# [Exercise goal]
Spot each line that carries the word "color"; copy those lines.

# [Data provided]
※
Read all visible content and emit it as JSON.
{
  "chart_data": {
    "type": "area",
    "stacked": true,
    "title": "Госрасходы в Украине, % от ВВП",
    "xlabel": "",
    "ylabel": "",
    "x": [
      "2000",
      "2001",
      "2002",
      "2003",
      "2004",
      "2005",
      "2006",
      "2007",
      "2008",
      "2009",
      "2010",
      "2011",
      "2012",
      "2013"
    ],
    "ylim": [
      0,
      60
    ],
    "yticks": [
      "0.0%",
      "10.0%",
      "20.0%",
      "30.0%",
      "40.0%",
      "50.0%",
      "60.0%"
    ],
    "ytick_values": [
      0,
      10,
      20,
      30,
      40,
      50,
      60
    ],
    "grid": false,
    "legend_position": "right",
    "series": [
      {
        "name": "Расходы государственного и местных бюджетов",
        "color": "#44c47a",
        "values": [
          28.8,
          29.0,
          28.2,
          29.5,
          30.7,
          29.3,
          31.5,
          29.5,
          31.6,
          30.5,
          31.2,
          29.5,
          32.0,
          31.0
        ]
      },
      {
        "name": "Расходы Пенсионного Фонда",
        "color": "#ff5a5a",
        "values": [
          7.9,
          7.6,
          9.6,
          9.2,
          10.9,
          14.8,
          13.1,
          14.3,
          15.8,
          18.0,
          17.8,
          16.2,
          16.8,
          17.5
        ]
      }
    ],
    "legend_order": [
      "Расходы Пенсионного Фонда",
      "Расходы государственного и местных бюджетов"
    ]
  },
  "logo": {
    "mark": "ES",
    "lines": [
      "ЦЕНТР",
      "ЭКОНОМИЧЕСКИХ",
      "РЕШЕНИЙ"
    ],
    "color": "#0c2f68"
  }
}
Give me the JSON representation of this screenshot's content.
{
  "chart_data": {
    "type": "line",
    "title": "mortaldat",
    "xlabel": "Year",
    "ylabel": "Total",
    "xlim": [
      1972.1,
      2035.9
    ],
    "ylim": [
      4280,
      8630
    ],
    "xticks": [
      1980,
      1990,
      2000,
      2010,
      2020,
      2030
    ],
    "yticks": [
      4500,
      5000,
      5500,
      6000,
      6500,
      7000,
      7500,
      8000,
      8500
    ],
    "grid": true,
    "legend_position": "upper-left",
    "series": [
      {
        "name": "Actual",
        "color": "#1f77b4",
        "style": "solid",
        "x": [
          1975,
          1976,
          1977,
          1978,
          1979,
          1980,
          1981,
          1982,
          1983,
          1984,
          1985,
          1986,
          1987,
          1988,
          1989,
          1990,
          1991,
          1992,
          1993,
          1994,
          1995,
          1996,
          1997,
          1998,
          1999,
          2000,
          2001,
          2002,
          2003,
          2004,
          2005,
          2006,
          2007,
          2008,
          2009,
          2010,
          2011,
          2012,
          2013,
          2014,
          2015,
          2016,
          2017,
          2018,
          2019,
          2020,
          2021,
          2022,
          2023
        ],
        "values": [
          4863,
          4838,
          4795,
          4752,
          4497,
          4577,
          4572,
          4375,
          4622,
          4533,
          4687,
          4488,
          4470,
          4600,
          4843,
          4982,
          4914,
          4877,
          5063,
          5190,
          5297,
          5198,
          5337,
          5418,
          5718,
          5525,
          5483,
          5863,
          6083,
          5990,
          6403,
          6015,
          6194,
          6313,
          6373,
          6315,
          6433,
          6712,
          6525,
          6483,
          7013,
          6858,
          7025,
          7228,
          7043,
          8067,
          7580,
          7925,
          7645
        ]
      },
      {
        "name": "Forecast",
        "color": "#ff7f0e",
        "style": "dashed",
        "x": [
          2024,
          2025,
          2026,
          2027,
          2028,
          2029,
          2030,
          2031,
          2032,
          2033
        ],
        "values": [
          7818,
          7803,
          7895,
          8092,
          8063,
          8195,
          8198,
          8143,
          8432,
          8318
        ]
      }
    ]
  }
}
※
# [Reply]
        "color": "#44c47a",
        "color": "#ff5a5a",
    "color": "#0c2f68"
        "color": "#1f77b4",
        "color": "#ff7f0e",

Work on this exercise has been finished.